──────── Text section ────────

Select Page

Recently, after a friend texted me asking for some advice, I had a moment. As I was texting my opinion, I realized she already knew the answer. She just needed someone to validate her thoughts and feelings. Here I was trying to come up with the perfect response when all I needed to do was ask the right questions and affirm her.

Not everyone who asks for advice is looking for advice. And those who don’t ask for advice, are definitely not asking for advice. 

But it’s programmed in us to want and need to give advice. As a society, we are super quick to give it. We are quick to offer age-old phrases, quips, clichés to answer complex, and often not trivial, matters. Those lame responses are very minimizing and often inappropriate. I see them on comments online all the time and I hate it.

Particularly I get annoyed with the advice people give women in abusive relationships, especially when they have no idea what they are talking about. The power and control dynamics of abuse make it hard for people on the outside to understand what is going on, why it’s happening, and thus, advice can be dangerous.

──────── Input data ────────

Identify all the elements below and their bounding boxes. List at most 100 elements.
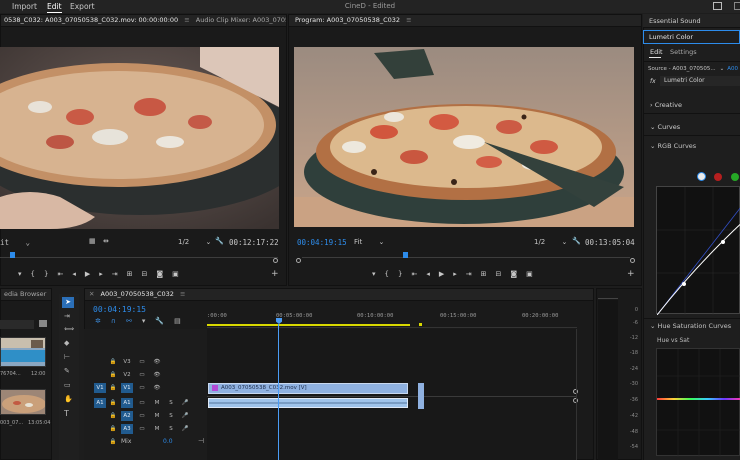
program-zoom-handle-left[interactable] [296,258,301,263]
track-a2-label[interactable]: A2 [121,411,133,421]
rgb-curve-editor[interactable] [656,186,740,315]
go-to-out-icon[interactable]: ⇥ [112,270,118,278]
eye-icon[interactable]: 👁 [151,357,163,367]
track-area[interactable] [207,329,577,460]
program-resolution-select[interactable]: 1/2 ⌄ [534,238,567,246]
lock-icon[interactable]: 🔒 [107,411,119,421]
work-area-end[interactable] [419,323,422,326]
export-frame-icon[interactable]: ⇹ [103,237,109,245]
tab-media-browser[interactable]: edia Browser [4,290,46,298]
green-channel-button[interactable] [731,173,739,181]
mic-icon[interactable]: 🎤 [179,411,191,421]
lock-icon[interactable]: 🔒 [107,357,119,367]
program-zoom-handle-right[interactable] [630,258,635,263]
lock-icon[interactable]: 🔒 [107,437,119,447]
lift-icon[interactable]: ⊞ [481,270,487,278]
magnet-icon[interactable]: ∩ [111,317,116,325]
add-button-icon[interactable]: + [271,269,279,279]
mute-button[interactable]: M [151,398,163,408]
menu-icon[interactable]: ≡ [180,290,185,298]
red-channel-button[interactable] [714,173,722,181]
mic-icon[interactable]: 🎤 [179,398,191,408]
wrench-icon[interactable]: 🔧 [572,237,581,245]
lock-icon[interactable]: 🔒 [107,383,119,393]
rectangle-tool-icon[interactable]: ▭ [64,381,71,389]
bin-icon[interactable] [39,320,47,327]
clip-tail[interactable] [418,383,424,409]
lock-icon[interactable]: 🔒 [107,424,119,434]
audio-clip[interactable] [208,398,408,408]
step-forward-icon[interactable]: ▸ [453,270,457,278]
program-scrub-bar[interactable] [302,257,630,258]
luma-channel-button[interactable] [697,172,706,181]
compare-icon[interactable]: ▣ [526,270,533,278]
tab-essential-sound[interactable]: Essential Sound [643,14,740,28]
mic-icon[interactable]: 🎤 [179,424,191,434]
track-a3-label[interactable]: A3 [121,424,133,434]
source-scrub-bar[interactable] [0,257,278,258]
track-a1-label[interactable]: A1 [121,398,133,408]
mute-button[interactable]: M [151,424,163,434]
slip-tool-icon[interactable]: ⊢ [64,353,70,361]
nest-icon[interactable]: ✲ [95,317,101,325]
mark-out-icon[interactable]: } [398,270,402,278]
extract-icon[interactable]: ⊟ [496,270,502,278]
insert-icon[interactable]: ⊞ [127,270,133,278]
linked-selection-icon[interactable]: ⚯ [126,317,132,325]
mix-value[interactable]: 0.0 [163,438,173,445]
mark-in-icon[interactable]: { [31,270,35,278]
source-patch-v1[interactable]: V1 [94,383,106,393]
razor-tool-icon[interactable]: ◆ [64,339,69,347]
eye-icon[interactable]: 👁 [151,370,163,380]
workspace-icon[interactable] [713,2,722,10]
mix-end-icon[interactable]: ⊣ [198,437,204,445]
eye-icon[interactable]: 👁 [151,383,163,393]
source-patch-a1[interactable]: A1 [94,398,106,408]
wrench-icon[interactable]: 🔧 [155,317,164,325]
step-forward-icon[interactable]: ▸ [99,270,103,278]
panel-icon[interactable] [734,2,740,10]
sync-lock-icon[interactable]: ▭ [136,411,148,421]
mark-out-icon[interactable]: } [44,270,48,278]
compare-icon[interactable]: ▣ [172,270,179,278]
work-area-bar[interactable] [207,324,410,326]
tab-lumetri-color[interactable]: Lumetri Color [643,30,740,44]
play-icon[interactable]: ▶ [85,270,90,278]
solo-button[interactable]: S [165,424,177,434]
sync-lock-icon[interactable]: ▭ [136,383,148,393]
menu-icon[interactable]: ≡ [406,16,411,24]
sync-lock-icon[interactable]: ▭ [136,424,148,434]
solo-button[interactable]: S [165,398,177,408]
thumbnail-clip-2[interactable] [0,389,46,415]
track-select-tool-icon[interactable]: ⇥ [64,312,70,320]
ripple-edit-tool-icon[interactable]: ⟺ [64,325,74,333]
marker-icon[interactable]: ▾ [372,270,376,278]
hue-vs-sat-editor[interactable] [656,348,740,457]
project-search-input[interactable] [0,320,34,329]
menu-icon[interactable]: ≡ [184,16,189,24]
source-playhead[interactable] [10,252,15,258]
source-zoom-handle[interactable] [273,258,278,263]
settings-icon[interactable]: ▦ [89,237,96,245]
captions-icon[interactable]: ▤ [174,317,181,325]
camera-icon[interactable]: ◙ [510,270,517,278]
vertical-scrollbar[interactable] [576,329,577,460]
track-v3-label[interactable]: V3 [121,357,133,367]
hand-tool-icon[interactable]: ✋ [64,395,73,403]
add-marker-icon[interactable]: ▾ [142,317,146,325]
pen-tool-icon[interactable]: ✎ [64,367,70,375]
thumbnail-clip-1[interactable] [0,337,46,367]
program-playhead[interactable] [403,252,408,258]
type-tool-icon[interactable]: T [64,409,69,418]
mark-in-icon[interactable]: { [385,270,389,278]
timeline-timecode[interactable]: 00:04:19:15 [93,305,146,314]
tab-source[interactable]: 0538_C032: A003_07050538_C032.mov: 00:00… [4,16,178,24]
tab-sequence[interactable]: A003_07050538_C032 [101,290,174,298]
source-fit-select[interactable]: it ⌄ [0,238,30,247]
sync-lock-icon[interactable]: ▭ [136,398,148,408]
solo-button[interactable]: S [165,411,177,421]
add-button-icon[interactable]: + [627,269,635,279]
source-resolution-select[interactable]: 1/2 ⌄ [178,238,211,246]
go-to-out-icon[interactable]: ⇥ [466,270,472,278]
wrench-icon[interactable]: 🔧 [215,237,224,245]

────────

What to work on:
A: Quote the listing line for line, from the line with "program-zoom-handle-left[interactable] [296,258,301,263]" to the line with "mute-button[interactable]: M [151,424,163,434]", both included.
B: Extend the piece about giving advice past its final sentence.

The results:
A:
program-zoom-handle-left[interactable] [296,258,301,263]
track-a2-label[interactable]: A2 [121,411,133,421]
rgb-curve-editor[interactable] [656,186,740,315]
go-to-out-icon[interactable]: ⇥ [112,270,118,278]
eye-icon[interactable]: 👁 [151,357,163,367]
track-area[interactable] [207,329,577,460]
program-resolution-select[interactable]: 1/2 ⌄ [534,238,567,246]
lock-icon[interactable]: 🔒 [107,411,119,421]
work-area-end[interactable] [419,323,422,326]
export-frame-icon[interactable]: ⇹ [103,237,109,245]
tab-media-browser[interactable]: edia Browser [4,290,46,298]
green-channel-button[interactable] [731,173,739,181]
mic-icon[interactable]: 🎤 [179,411,191,421]
lock-icon[interactable]: 🔒 [107,357,119,367]
program-zoom-handle-right[interactable] [630,258,635,263]
lock-icon[interactable]: 🔒 [107,437,119,447]
lift-icon[interactable]: ⊞ [481,270,487,278]
magnet-icon[interactable]: ∩ [111,317,116,325]
add-button-icon[interactable]: + [271,269,279,279]
mute-button[interactable]: M [151,398,163,408]
menu-icon[interactable]: ≡ [180,290,185,298]
red-channel-button[interactable] [714,173,722,181]
mic-icon[interactable]: 🎤 [179,398,191,408]
wrench-icon[interactable]: 🔧 [572,237,581,245]
lock-icon[interactable]: 🔒 [107,383,119,393]
rectangle-tool-icon[interactable]: ▭ [64,381,71,389]
bin-icon[interactable] [39,320,47,327]
clip-tail[interactable] [418,383,424,409]
lock-icon[interactable]: 🔒 [107,424,119,434]
audio-clip[interactable] [208,398,408,408]
step-forward-icon[interactable]: ▸ [453,270,457,278]
program-scrub-bar[interactable] [302,257,630,258]
luma-channel-button[interactable] [697,172,706,181]
compare-icon[interactable]: ▣ [526,270,533,278]
tab-essential-sound[interactable]: Essential Sound [643,14,740,28]
mic-icon[interactable]: 🎤 [179,424,191,434]
track-a3-label[interactable]: A3 [121,424,133,434]
source-scrub-bar[interactable] [0,257,278,258]
track-a1-label[interactable]: A1 [121,398,133,408]
mute-button[interactable]: M [151,424,163,434]

B:
There are many complex pieces to someone’s life. Because of that, there is simply no way to ever know everything that someone else is going through, has gone through or will go through. There’s no way to know how all their experiences affect them or how those experiences have changed them.

Therefore, I acknowledge that each person is the expert on their own life.

Rarely are we able to know the inside workings of someone else’s brain and all that goes along with that. Even if I wanted to, I would never have enough time in the day to fully understand or know another person. I can know a lot, but it will never be a complete picture. Likewise, I can share my thoughts with others, but I might not share how those thoughts (or events) make me feel. Without that piece, you wouldn’t know how something (be it mundane or not) might affect me.

In light of this, I’ve decided to work on not giving people advice.

I have many thoughts and opinions. I also like to share those. The concept of not telling people what to do can be hard. Not because I want to control anyone, but because I want to help fix something for someone. My empathy can be helpful, but sometimes it can get in the way and I want to solve someone else’s problems so they don’t have to feel the way they do.

I don’t like it when someone tells me what to do. In fact, I am prone to wanting to do the opposite when someone tells me what I should do.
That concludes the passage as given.